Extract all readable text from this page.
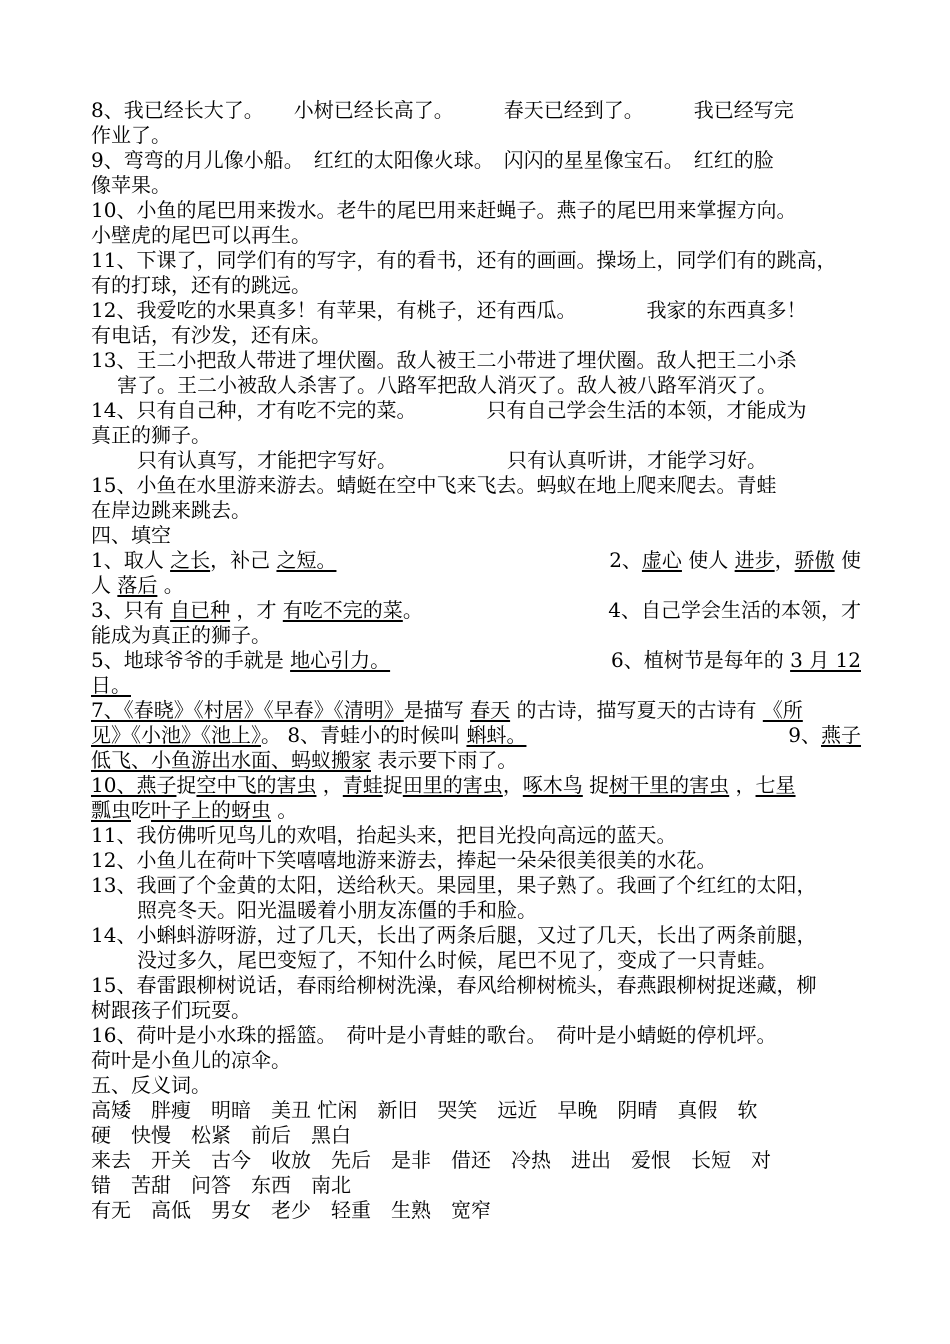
8、我已经长大了。　　小树已经长高了。　　　春天已经到了。　　　我已经写完

作业了。

9、弯弯的月儿像小船。　红红的太阳像火球。　闪闪的星星像宝石。　红红的脸

像苹果。

10、小鱼的尾巴用来拨水。老牛的尾巴用来赶蝇子。燕子的尾巴用来掌握方向。

小壁虎的尾巴可以再生。

11、下课了，同学们有的写字，有的看书，还有的画画。操场上，同学们有的跳高，

有的打球，还有的跳远。

12、我爱吃的水果真多！有苹果，有桃子，还有西瓜。　　　　我家的东西真多！

有电话，有沙发，还有床。

13、王二小把敌人带进了埋伏圈。敌人被王二小带进了埋伏圈。敌人把王二小杀

害了。王二小被敌人杀害了。八路军把敌人消灭了。敌人被八路军消灭了。

14、只有自己种，才有吃不完的菜。　　　　只有自己学会生活的本领，才能成为

真正的狮子。

只有认真写，才能把字写好。　　　　　　只有认真听讲，才能学习好。

15、小鱼在水里游来游去。蜻蜓在空中飞来飞去。蚂蚁在地上爬来爬去。青蛙

在岸边跳来跳去。

四、填空

1、取人 之长，补己 之短。	2、虚心 使人 进步，骄傲 使

人 落后 。

3、只有 自已种 ，才 有吃不完的菜。	4、自己学会生活的本领，才

能成为真正的狮子。

5、地球爷爷的手就是 地心引力。	6、植树节是每年的 3 月 12

日。

7、《春晓》《村居》《早春》《清明》是描写 春天 的古诗，描写夏天的古诗有 《所

见》《小池》《池上》。 8、青蛙小的时候叫 蝌蚪。	9、燕子

低飞、小鱼游出水面、蚂蚁搬家 表示要下雨了。

10、燕子捉空中飞的害虫 ，青蛙捉田里的害虫，啄木鸟 捉树干里的害虫 ，七星

瓢虫吃叶子上的蚜虫 。

11、我仿佛听见鸟儿的欢唱，抬起头来，把目光投向高远的蓝天。

12、小鱼儿在荷叶下笑嘻嘻地游来游去，捧起一朵朵很美很美的水花。

13、我画了个金黄的太阳，送给秋天。果园里，果子熟了。我画了个红红的太阳，

照亮冬天。阳光温暖着小朋友冻僵的手和脸。

14、小蝌蚪游呀游，过了几天，长出了两条后腿，又过了几天，长出了两条前腿，

没过多久，尾巴变短了，不知什么时候，尾巴不见了，变成了一只青蛙。

15、春雷跟柳树说话，春雨给柳树洗澡，春风给柳树梳头，春燕跟柳树捉迷藏，柳

树跟孩子们玩耍。

16、荷叶是小水珠的摇篮。　荷叶是小青蛙的歌台。　荷叶是小蜻蜓的停机坪。

荷叶是小鱼儿的凉伞。

五、反义词。

高矮　胖瘦　明暗　美丑 忙闲　新旧　哭笑　远近　早晚　阴晴　真假　软

硬　快慢　松紧　前后　黑白

来去　开关　古今　收放　先后　是非　借还　冷热　进出　爱恨　长短　对

错　苦甜　问答　东西　南北

有无　高低　男女　老少　轻重　生熟　宽窄
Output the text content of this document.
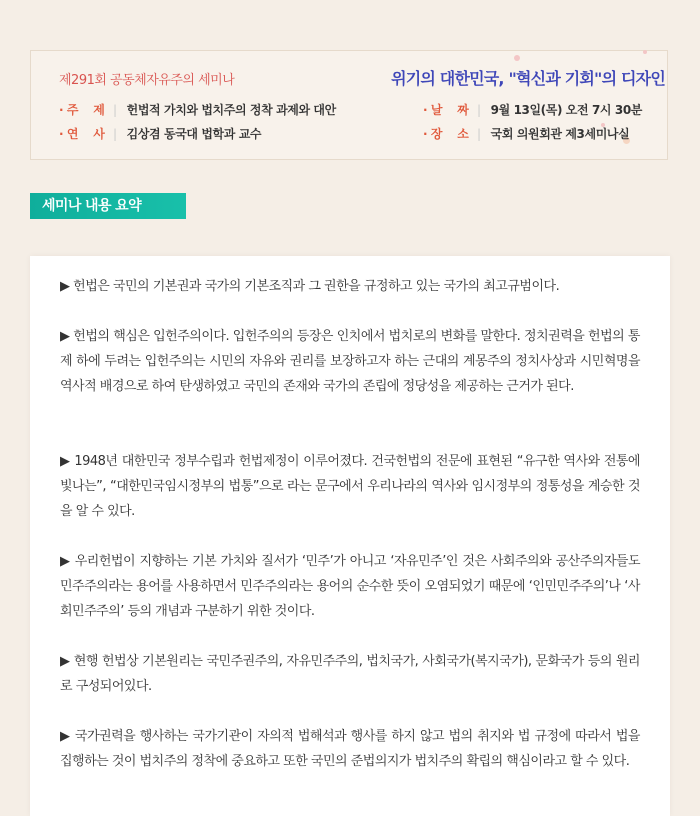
제291회 공동체자유주의 세미나	위기의 대한민국, "혁신과 기회"의 디자인
· 주    제 | 헌법적 가치와 법치주의 정착 과제와 대안
· 연    사 | 김상겸 동국대 법학과 교수
· 날    짜 | 9월 13일(목) 오전 7시 30분
· 장    소 | 국회 의원회관 제3세미나실
세미나 내용 요약

▶ 헌법은 국민의 기본권과 국가의 기본조직과 그 권한을 규정하고 있는 국가의 최고규범이다.

▶ 헌법의 핵심은 입헌주의이다. 입헌주의의 등장은 인치에서 법치로의 변화를 말한다. 정치권력을 헌법의 통제 하에 두려는 입헌주의는 시민의 자유와 권리를 보장하고자 하는 근대의 계몽주의 정치사상과 시민혁명을 역사적 배경으로 하여 탄생하였고 국민의 존재와 국가의 존립에 정당성을 제공하는 근거가 된다.

▶ 1948년 대한민국 정부수립과 헌법제정이 이루어졌다. 건국헌법의 전문에 표현된 “유구한 역사와 전통에 빛나는”, “대한민국임시정부의 법통”으로 라는 문구에서 우리나라의 역사와 임시정부의 정통성을 계승한 것을 알 수 있다.

▶ 우리헌법이 지향하는 기본 가치와 질서가 ‘민주’가 아니고 ‘자유민주’인 것은 사회주의와 공산주의자들도 민주주의라는 용어를 사용하면서 민주주의라는 용어의 순수한 뜻이 오염되었기 때문에 ‘인민민주주의’나 ‘사회민주주의’ 등의 개념과 구분하기 위한 것이다.

▶ 현행 헌법상 기본원리는 국민주권주의, 자유민주주의, 법치국가, 사회국가(복지국가), 문화국가 등의 원리로 구성되어있다.

▶ 국가권력을 행사하는 국가기관이 자의적 법해석과 행사를 하지 않고 법의 취지와 법 규정에 따라서 법을 집행하는 것이 법치주의 정착에 중요하고 또한 국민의 준법의지가 법치주의 확립의 핵심이라고 할 수 있다.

Challenge: Transcribe all of the records above character for character. Exclude the pictures.

Full output:
Extract all readable text from this page.
8、我已经长大了。　　小树已经长高了。　　　春天已经到了。　　　我已经写完

作业了。

9、弯弯的月儿像小船。　红红的太阳像火球。　闪闪的星星像宝石。　红红的脸

像苹果。

10、小鱼的尾巴用来拨水。老牛的尾巴用来赶蝇子。燕子的尾巴用来掌握方向。

小壁虎的尾巴可以再生。

11、下课了，同学们有的写字，有的看书，还有的画画。操场上，同学们有的跳高，

有的打球，还有的跳远。

12、我爱吃的水果真多！有苹果，有桃子，还有西瓜。　　　　我家的东西真多！

有电话，有沙发，还有床。

13、王二小把敌人带进了埋伏圈。敌人被王二小带进了埋伏圈。敌人把王二小杀

害了。王二小被敌人杀害了。八路军把敌人消灭了。敌人被八路军消灭了。

14、只有自己种，才有吃不完的菜。　　　　只有自己学会生活的本领，才能成为

真正的狮子。

只有认真写，才能把字写好。　　　　　　只有认真听讲，才能学习好。

15、小鱼在水里游来游去。蜻蜓在空中飞来飞去。蚂蚁在地上爬来爬去。青蛙

在岸边跳来跳去。

四、填空

1、取人 之长，补己 之短。	2、虚心 使人 进步，骄傲 使

人 落后 。

3、只有 自已种 ，才 有吃不完的菜。	4、自己学会生活的本领，才

能成为真正的狮子。

5、地球爷爷的手就是 地心引力。	6、植树节是每年的 3 月 12

日。

7、《春晓》《村居》《早春》《清明》是描写 春天 的古诗，描写夏天的古诗有 《所

见》《小池》《池上》。 8、青蛙小的时候叫 蝌蚪。	9、燕子

低飞、小鱼游出水面、蚂蚁搬家 表示要下雨了。

10、燕子捉空中飞的害虫 ，青蛙捉田里的害虫，啄木鸟 捉树干里的害虫 ，七星

瓢虫吃叶子上的蚜虫 。

11、我仿佛听见鸟儿的欢唱，抬起头来，把目光投向高远的蓝天。

12、小鱼儿在荷叶下笑嘻嘻地游来游去，捧起一朵朵很美很美的水花。

13、我画了个金黄的太阳，送给秋天。果园里，果子熟了。我画了个红红的太阳，

照亮冬天。阳光温暖着小朋友冻僵的手和脸。

14、小蝌蚪游呀游，过了几天，长出了两条后腿，又过了几天，长出了两条前腿，

没过多久，尾巴变短了，不知什么时候，尾巴不见了，变成了一只青蛙。

15、春雷跟柳树说话，春雨给柳树洗澡，春风给柳树梳头，春燕跟柳树捉迷藏，柳

树跟孩子们玩耍。

16、荷叶是小水珠的摇篮。　荷叶是小青蛙的歌台。　荷叶是小蜻蜓的停机坪。

荷叶是小鱼儿的凉伞。

五、反义词。

高矮　胖瘦　明暗　美丑 忙闲　新旧　哭笑　远近　早晚　阴晴　真假　软

硬　快慢　松紧　前后　黑白

来去　开关　古今　收放　先后　是非　借还　冷热　进出　爱恨　长短　对

错　苦甜　问答　东西　南北

有无　高低　男女　老少　轻重　生熟　宽窄
Output the text content of this document.
제291회 공동체자유주의 세미나	위기의 대한민국, "혁신과 기회"의 디자인
· 주    제 | 헌법적 가치와 법치주의 정착 과제와 대안
· 연    사 | 김상겸 동국대 법학과 교수
· 날    짜 | 9월 13일(목) 오전 7시 30분
· 장    소 | 국회 의원회관 제3세미나실
세미나 내용 요약

▶ 헌법은 국민의 기본권과 국가의 기본조직과 그 권한을 규정하고 있는 국가의 최고규범이다.

▶ 헌법의 핵심은 입헌주의이다. 입헌주의의 등장은 인치에서 법치로의 변화를 말한다. 정치권력을 헌법의 통제 하에 두려는 입헌주의는 시민의 자유와 권리를 보장하고자 하는 근대의 계몽주의 정치사상과 시민혁명을 역사적 배경으로 하여 탄생하였고 국민의 존재와 국가의 존립에 정당성을 제공하는 근거가 된다.

▶ 1948년 대한민국 정부수립과 헌법제정이 이루어졌다. 건국헌법의 전문에 표현된 “유구한 역사와 전통에 빛나는”, “대한민국임시정부의 법통”으로 라는 문구에서 우리나라의 역사와 임시정부의 정통성을 계승한 것을 알 수 있다.

▶ 우리헌법이 지향하는 기본 가치와 질서가 ‘민주’가 아니고 ‘자유민주’인 것은 사회주의와 공산주의자들도 민주주의라는 용어를 사용하면서 민주주의라는 용어의 순수한 뜻이 오염되었기 때문에 ‘인민민주주의’나 ‘사회민주주의’ 등의 개념과 구분하기 위한 것이다.

▶ 현행 헌법상 기본원리는 국민주권주의, 자유민주주의, 법치국가, 사회국가(복지국가), 문화국가 등의 원리로 구성되어있다.

▶ 국가권력을 행사하는 국가기관이 자의적 법해석과 행사를 하지 않고 법의 취지와 법 규정에 따라서 법을 집행하는 것이 법치주의 정착에 중요하고 또한 국민의 준법의지가 법치주의 확립의 핵심이라고 할 수 있다.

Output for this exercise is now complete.